_Exercise description:_
Make an exact copy of the entries below.

_Working data:_
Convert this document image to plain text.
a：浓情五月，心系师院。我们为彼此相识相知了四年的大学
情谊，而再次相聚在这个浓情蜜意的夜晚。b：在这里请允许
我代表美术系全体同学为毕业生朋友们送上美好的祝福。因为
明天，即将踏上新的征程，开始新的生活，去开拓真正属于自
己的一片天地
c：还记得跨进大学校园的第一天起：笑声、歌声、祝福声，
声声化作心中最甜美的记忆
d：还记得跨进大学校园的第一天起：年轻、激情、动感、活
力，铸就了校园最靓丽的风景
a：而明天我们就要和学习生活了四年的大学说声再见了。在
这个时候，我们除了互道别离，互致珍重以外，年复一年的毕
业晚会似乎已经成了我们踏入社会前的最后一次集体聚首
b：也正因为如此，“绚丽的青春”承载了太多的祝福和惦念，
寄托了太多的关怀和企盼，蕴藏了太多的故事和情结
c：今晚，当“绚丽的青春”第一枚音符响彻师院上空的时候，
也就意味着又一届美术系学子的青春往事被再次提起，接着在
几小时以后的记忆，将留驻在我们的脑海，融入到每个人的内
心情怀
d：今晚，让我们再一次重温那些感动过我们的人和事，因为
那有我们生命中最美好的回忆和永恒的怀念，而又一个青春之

_Answer for this exercise:_
Convert this document image to plain text.
a：浓情五月，心系师院。我们为彼此相识相知了四年的大学
情谊，而再次相聚在这个浓情蜜意的夜晚。b：在这里请允许
我代表美术系全体同学为毕业生朋友们送上美好的祝福。因为
明天，即将踏上新的征程，开始新的生活，去开拓真正属于自
己的一片天地
c：还记得跨进大学校园的第一天起：笑声、歌声、祝福声，
声声化作心中最甜美的记忆
d：还记得跨进大学校园的第一天起：年轻、激情、动感、活
力，铸就了校园最靓丽的风景
a：而明天我们就要和学习生活了四年的大学说声再见了。在
这个时候，我们除了互道别离，互致珍重以外，年复一年的毕
业晚会似乎已经成了我们踏入社会前的最后一次集体聚首
b：也正因为如此，“绚丽的青春”承载了太多的祝福和惦念，
寄托了太多的关怀和企盼，蕴藏了太多的故事和情结
c：今晚，当“绚丽的青春”第一枚音符响彻师院上空的时候，
也就意味着又一届美术系学子的青春往事被再次提起，接着在
几小时以后的记忆，将留驻在我们的脑海，融入到每个人的内
心情怀
d：今晚，让我们再一次重温那些感动过我们的人和事，因为
那有我们生命中最美好的回忆和永恒的怀念，而又一个青春之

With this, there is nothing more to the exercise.